VORLIEGENDER AUSZUG:
# Neuer Aldi PC - Was wird daran laufen?

## d-fens

Hi,

am mittwoch gibts für 999Öro n neuen aldipc.

specs

hat jemand ne ahnung was da alles daran (nicht) funktioniern wird?

----------

## Sonic Lux

Wenn du Pech hast werde die Platten nicht erkannt, weiß nicht genau was das fürn Chip aufm MB ist.

BT wird sicher auch Probleme bereiten.

Modem wird nicht gehen.

Sonic

----------

## dakjo

Das XP geraffel da ..... dat wird eh nix.

Nein im ernst, vielleicht die Platten nicht. Glaub ich aber weniger.

Das Modem, der Kartenleser vielleicht.

Grafikkarte, geht das mit XPCI schon ? Ich hab keine Ahnung

----------

## Sonic Lux

 *dakjo wrote:*   

> Das XP geraffel da ..... dat wird eh nix.
> 
> Nein im ernst, vielleicht die Platten nicht. Glaub ich aber weniger.
> 
> Das Modem, der Kartenleser vielleicht.
> ...

 

Kartenleser geht auf jeden Fall, der ist doch per USB intern abgeschlossen.

PCIe Grakas dürften schon gehen, nV hat ja auch vor kurzem einen neuen Treiber rausgebracht.Last edited by Sonic Lux on Sun Nov 14, 2004 8:55 pm; edited 1 time in total

----------

## d-fens

das is doch ned nvidia karte, sollte ja schon gehn.

aber mir dem rest hab ich auch null erfahrung...

und die tvkarte, soll das ne dvb-t/analog hybridkarte sein?

scart ausgang um direkt n fernseher beim videoschnitt anzuschliessen...?

wäre ne schöne spielwiese und eh zeit für n neuen rechner aber irgendwie bin ich mir noch schwer unsicher...

----------

## hoschi

ist ein komplett pc, was erwartest du jetzt?

DATENAUSZUG:
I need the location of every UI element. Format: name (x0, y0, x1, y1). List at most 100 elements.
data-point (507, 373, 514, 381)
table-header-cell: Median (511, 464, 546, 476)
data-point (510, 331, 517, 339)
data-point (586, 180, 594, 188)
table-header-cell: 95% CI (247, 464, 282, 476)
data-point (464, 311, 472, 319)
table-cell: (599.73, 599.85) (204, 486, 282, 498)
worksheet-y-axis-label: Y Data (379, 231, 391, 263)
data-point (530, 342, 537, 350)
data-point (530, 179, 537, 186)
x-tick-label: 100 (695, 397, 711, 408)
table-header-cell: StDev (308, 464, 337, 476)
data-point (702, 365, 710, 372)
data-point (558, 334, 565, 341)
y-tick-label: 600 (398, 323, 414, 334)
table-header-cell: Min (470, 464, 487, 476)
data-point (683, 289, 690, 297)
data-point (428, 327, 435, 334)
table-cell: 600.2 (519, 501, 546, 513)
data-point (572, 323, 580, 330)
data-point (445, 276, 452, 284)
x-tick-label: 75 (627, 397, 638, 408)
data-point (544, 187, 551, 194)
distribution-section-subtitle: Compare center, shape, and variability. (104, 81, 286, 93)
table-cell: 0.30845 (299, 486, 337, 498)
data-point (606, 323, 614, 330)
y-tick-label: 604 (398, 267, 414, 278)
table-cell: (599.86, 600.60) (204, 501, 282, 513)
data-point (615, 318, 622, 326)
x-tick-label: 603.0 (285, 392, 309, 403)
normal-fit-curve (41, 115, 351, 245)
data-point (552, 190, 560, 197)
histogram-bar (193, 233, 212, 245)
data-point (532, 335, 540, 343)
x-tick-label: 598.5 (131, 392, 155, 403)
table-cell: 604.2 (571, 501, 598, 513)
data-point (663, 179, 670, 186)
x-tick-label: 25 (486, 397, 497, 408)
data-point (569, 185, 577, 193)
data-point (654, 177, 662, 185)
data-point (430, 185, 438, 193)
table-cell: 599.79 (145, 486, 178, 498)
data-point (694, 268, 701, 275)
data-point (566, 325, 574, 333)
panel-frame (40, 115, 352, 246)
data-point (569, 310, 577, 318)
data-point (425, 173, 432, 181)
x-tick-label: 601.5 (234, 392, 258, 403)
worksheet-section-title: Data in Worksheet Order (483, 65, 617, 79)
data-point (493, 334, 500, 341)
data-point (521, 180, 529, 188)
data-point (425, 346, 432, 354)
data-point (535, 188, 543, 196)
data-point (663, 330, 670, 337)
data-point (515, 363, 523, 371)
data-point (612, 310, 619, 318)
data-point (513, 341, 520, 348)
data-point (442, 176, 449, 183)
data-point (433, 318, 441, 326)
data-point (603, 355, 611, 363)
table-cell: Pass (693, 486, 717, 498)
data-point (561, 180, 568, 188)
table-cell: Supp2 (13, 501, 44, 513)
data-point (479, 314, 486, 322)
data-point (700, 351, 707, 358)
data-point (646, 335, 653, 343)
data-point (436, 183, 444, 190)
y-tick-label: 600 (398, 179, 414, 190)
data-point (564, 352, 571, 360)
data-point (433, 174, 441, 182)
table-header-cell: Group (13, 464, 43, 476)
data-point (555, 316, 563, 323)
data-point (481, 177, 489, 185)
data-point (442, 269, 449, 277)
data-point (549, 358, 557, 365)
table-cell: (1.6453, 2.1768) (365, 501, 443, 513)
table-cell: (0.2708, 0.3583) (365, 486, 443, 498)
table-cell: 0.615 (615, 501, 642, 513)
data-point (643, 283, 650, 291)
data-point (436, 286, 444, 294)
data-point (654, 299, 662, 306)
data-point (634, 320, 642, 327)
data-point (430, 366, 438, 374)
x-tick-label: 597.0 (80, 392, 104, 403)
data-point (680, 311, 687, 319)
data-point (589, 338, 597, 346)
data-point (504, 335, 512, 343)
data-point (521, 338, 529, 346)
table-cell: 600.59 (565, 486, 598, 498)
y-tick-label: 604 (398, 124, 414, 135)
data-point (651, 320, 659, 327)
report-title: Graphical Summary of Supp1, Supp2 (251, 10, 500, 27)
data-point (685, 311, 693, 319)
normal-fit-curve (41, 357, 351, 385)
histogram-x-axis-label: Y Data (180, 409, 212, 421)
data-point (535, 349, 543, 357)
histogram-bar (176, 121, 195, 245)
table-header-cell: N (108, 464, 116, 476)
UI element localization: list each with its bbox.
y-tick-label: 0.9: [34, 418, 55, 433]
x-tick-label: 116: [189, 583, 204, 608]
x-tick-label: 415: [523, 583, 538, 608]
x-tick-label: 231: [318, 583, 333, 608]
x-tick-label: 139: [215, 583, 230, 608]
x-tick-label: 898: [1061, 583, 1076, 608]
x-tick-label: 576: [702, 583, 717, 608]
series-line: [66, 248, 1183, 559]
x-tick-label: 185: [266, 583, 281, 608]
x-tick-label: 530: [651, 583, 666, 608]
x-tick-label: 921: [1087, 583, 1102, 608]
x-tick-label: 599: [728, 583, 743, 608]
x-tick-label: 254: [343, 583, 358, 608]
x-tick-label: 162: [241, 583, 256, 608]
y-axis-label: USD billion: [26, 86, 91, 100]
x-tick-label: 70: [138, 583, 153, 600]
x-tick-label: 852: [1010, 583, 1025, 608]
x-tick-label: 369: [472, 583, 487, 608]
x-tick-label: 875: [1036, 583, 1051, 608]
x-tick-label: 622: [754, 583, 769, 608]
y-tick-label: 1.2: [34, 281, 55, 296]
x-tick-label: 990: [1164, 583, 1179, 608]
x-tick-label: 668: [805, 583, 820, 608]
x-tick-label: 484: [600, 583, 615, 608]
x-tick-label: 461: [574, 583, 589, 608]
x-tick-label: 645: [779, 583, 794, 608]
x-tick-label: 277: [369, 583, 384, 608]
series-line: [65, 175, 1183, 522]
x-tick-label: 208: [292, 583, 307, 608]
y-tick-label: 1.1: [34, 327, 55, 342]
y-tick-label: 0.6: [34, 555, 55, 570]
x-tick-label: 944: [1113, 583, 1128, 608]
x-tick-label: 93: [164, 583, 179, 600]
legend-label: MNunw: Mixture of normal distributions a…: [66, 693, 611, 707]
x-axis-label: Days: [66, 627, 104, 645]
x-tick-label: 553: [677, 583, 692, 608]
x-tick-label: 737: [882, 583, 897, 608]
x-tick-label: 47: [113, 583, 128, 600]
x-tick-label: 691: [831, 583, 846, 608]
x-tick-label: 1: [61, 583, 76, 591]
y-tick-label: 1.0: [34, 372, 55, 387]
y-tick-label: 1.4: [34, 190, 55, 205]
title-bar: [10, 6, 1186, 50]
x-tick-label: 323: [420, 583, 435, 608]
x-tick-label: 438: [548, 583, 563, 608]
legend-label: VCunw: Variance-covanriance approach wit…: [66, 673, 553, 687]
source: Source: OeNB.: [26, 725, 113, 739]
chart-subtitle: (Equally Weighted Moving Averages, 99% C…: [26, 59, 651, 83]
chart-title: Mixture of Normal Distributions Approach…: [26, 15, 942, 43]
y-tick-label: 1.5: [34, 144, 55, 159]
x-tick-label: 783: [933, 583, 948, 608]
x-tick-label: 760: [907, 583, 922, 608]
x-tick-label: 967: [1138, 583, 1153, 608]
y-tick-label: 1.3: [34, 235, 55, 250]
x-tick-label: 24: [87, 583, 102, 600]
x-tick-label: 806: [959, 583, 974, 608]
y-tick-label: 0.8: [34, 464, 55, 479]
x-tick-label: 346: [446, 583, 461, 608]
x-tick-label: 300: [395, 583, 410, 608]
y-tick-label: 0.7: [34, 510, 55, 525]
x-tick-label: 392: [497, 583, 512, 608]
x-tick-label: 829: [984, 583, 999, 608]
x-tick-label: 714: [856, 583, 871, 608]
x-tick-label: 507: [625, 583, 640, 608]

SCHRIFTLICHE AUFGABE: Zitiere aus der Forumsdiskussion über den Aldi-PC alles von „das is doch“ bis hinunter zu „dvb-t/analog hybridkarte sein?“. Die Daten haben mit der Forumsdiskussion nichts zu tun.

ENDERGEBNIS:
das is doch ned nvidia karte, sollte ja schon gehn.

aber mir dem rest hab ich auch null erfahrung...

und die tvkarte, soll das ne dvb-t/analog hybridkarte sein?